> **STATED EXERCISE**: Output each line exactly as it appears, skipping any embedded picture.

(Figure contents as structured data)
============================================================

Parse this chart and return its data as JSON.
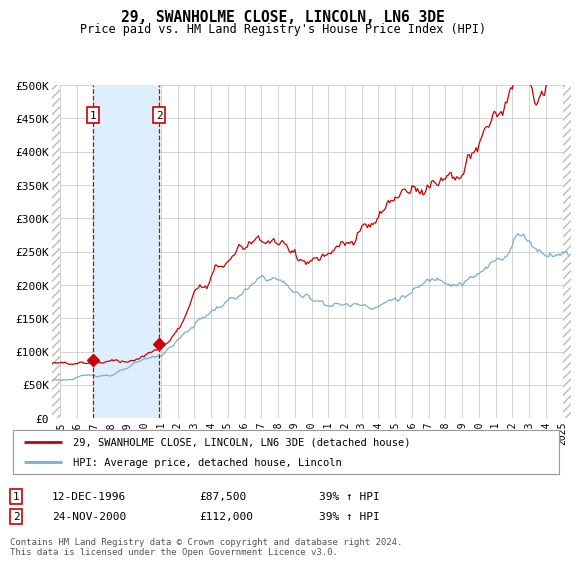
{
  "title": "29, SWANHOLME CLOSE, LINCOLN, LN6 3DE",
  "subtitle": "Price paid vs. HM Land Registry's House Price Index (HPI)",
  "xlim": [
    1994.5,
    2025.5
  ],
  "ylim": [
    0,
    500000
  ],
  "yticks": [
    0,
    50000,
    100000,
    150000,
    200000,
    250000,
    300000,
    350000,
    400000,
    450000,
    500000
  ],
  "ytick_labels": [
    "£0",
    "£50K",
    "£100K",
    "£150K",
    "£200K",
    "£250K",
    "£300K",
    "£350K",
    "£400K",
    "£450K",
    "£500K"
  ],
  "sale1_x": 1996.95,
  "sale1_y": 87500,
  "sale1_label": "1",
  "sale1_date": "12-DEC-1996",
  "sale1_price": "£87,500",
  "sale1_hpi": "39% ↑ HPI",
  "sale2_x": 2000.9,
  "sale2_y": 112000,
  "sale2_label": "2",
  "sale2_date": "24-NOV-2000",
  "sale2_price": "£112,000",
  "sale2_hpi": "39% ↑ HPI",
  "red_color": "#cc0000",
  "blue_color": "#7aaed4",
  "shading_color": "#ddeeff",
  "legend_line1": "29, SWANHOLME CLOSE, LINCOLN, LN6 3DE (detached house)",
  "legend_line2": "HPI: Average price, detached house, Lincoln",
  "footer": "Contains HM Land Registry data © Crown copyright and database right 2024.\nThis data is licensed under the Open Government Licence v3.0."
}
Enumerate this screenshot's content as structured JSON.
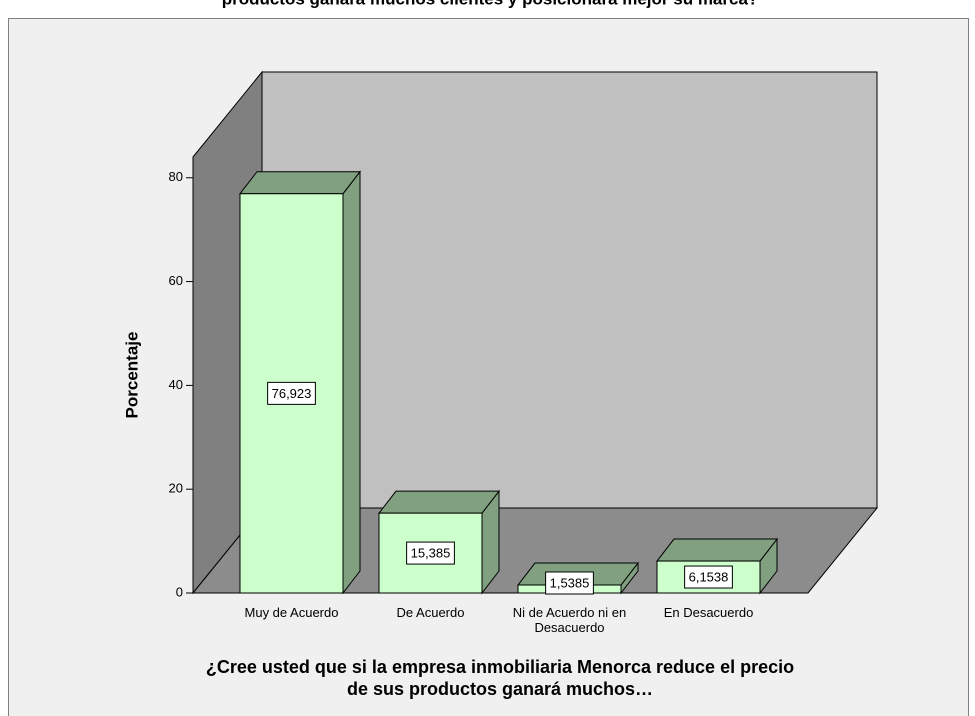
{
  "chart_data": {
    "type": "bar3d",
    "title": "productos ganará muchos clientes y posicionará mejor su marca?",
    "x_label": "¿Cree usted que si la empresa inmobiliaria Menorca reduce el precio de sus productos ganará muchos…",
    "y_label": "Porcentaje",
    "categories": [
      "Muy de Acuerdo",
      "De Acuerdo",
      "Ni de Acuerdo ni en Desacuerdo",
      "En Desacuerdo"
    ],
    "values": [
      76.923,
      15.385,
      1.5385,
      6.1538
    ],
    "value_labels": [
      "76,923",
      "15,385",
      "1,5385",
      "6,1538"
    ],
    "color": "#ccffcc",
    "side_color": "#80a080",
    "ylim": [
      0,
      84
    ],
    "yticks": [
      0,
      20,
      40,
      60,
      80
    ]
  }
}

============================================================

> **FULL RESPONSE**:
Parse this chart and return its data as JSON.
{
  "title": "29, SWANHOLME CLOSE, LINCOLN, LN6 3DE",
  "subtitle": "Price paid vs. HM Land Registry's House Price Index (HPI)",
  "xlim": [
    1994.5,
    2025.5
  ],
  "ylim": [
    0,
    500000
  ],
  "yticks": [
    0,
    50000,
    100000,
    150000,
    200000,
    250000,
    300000,
    350000,
    400000,
    450000,
    500000
  ],
  "ytick_labels": [
    "£0",
    "£50K",
    "£100K",
    "£150K",
    "£200K",
    "£250K",
    "£300K",
    "£350K",
    "£400K",
    "£450K",
    "£500K"
  ],
  "sale1_x": 1996.95,
  "sale1_y": 87500,
  "sale1_label": "1",
  "sale1_date": "12-DEC-1996",
  "sale1_price": "£87,500",
  "sale1_hpi": "39% ↑ HPI",
  "sale2_x": 2000.9,
  "sale2_y": 112000,
  "sale2_label": "2",
  "sale2_date": "24-NOV-2000",
  "sale2_price": "£112,000",
  "sale2_hpi": "39% ↑ HPI",
  "red_color": "#cc0000",
  "blue_color": "#7aaed4",
  "shading_color": "#ddeeff",
  "legend_line1": "29, SWANHOLME CLOSE, LINCOLN, LN6 3DE (detached house)",
  "legend_line2": "HPI: Average price, detached house, Lincoln",
  "footer": "Contains HM Land Registry data © Crown copyright and database right 2024.\nThis data is licensed under the Open Government Licence v3.0."
}
Enumerate this screenshot's content as structured JSON.
{
  "chart_data": {
    "type": "bar3d",
    "title": "productos ganará muchos clientes y posicionará mejor su marca?",
    "x_label": "¿Cree usted que si la empresa inmobiliaria Menorca reduce el precio de sus productos ganará muchos…",
    "y_label": "Porcentaje",
    "categories": [
      "Muy de Acuerdo",
      "De Acuerdo",
      "Ni de Acuerdo ni en Desacuerdo",
      "En Desacuerdo"
    ],
    "values": [
      76.923,
      15.385,
      1.5385,
      6.1538
    ],
    "value_labels": [
      "76,923",
      "15,385",
      "1,5385",
      "6,1538"
    ],
    "color": "#ccffcc",
    "side_color": "#80a080",
    "ylim": [
      0,
      84
    ],
    "yticks": [
      0,
      20,
      40,
      60,
      80
    ]
  }
}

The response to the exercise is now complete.